Figure collection entries:
|---|

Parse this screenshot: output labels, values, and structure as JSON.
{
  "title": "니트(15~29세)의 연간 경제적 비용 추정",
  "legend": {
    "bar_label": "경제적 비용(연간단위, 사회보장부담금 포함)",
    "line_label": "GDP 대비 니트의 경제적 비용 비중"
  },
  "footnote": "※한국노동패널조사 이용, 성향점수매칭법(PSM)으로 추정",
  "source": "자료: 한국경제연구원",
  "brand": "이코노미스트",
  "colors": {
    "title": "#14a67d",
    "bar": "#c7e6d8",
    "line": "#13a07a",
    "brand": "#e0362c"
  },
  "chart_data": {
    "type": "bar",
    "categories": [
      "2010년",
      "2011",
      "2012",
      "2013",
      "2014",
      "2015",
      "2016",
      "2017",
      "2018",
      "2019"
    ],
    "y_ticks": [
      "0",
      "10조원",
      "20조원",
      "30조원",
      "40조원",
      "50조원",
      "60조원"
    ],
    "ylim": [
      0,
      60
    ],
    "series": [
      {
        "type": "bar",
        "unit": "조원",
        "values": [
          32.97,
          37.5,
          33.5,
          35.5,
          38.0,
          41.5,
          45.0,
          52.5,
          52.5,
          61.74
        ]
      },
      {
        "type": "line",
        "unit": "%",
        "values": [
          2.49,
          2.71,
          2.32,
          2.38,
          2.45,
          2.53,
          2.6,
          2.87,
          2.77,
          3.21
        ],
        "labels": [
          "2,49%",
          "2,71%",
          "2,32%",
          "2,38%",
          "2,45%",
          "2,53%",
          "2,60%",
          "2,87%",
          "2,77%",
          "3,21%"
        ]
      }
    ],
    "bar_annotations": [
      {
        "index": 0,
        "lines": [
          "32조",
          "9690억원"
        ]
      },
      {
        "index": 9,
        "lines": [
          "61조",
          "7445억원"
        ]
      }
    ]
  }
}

|---|

Written request
Each entry must be reproduced verbatim.

Exercise answer
Parse this screenshot: output labels, values, and structure as JSON.
{
  "title": "니트(15~29세)의 연간 경제적 비용 추정",
  "legend": {
    "bar_label": "경제적 비용(연간단위, 사회보장부담금 포함)",
    "line_label": "GDP 대비 니트의 경제적 비용 비중"
  },
  "footnote": "※한국노동패널조사 이용, 성향점수매칭법(PSM)으로 추정",
  "source": "자료: 한국경제연구원",
  "brand": "이코노미스트",
  "colors": {
    "title": "#14a67d",
    "bar": "#c7e6d8",
    "line": "#13a07a",
    "brand": "#e0362c"
  },
  "chart_data": {
    "type": "bar",
    "categories": [
      "2010년",
      "2011",
      "2012",
      "2013",
      "2014",
      "2015",
      "2016",
      "2017",
      "2018",
      "2019"
    ],
    "y_ticks": [
      "0",
      "10조원",
      "20조원",
      "30조원",
      "40조원",
      "50조원",
      "60조원"
    ],
    "ylim": [
      0,
      60
    ],
    "series": [
      {
        "type": "bar",
        "unit": "조원",
        "values": [
          32.97,
          37.5,
          33.5,
          35.5,
          38.0,
          41.5,
          45.0,
          52.5,
          52.5,
          61.74
        ]
      },
      {
        "type": "line",
        "unit": "%",
        "values": [
          2.49,
          2.71,
          2.32,
          2.38,
          2.45,
          2.53,
          2.6,
          2.87,
          2.77,
          3.21
        ],
        "labels": [
          "2,49%",
          "2,71%",
          "2,32%",
          "2,38%",
          "2,45%",
          "2,53%",
          "2,60%",
          "2,87%",
          "2,77%",
          "3,21%"
        ]
      }
    ],
    "bar_annotations": [
      {
        "index": 0,
        "lines": [
          "32조",
          "9690억원"
        ]
      },
      {
        "index": 9,
        "lines": [
          "61조",
          "7445억원"
        ]
      }
    ]
  }
}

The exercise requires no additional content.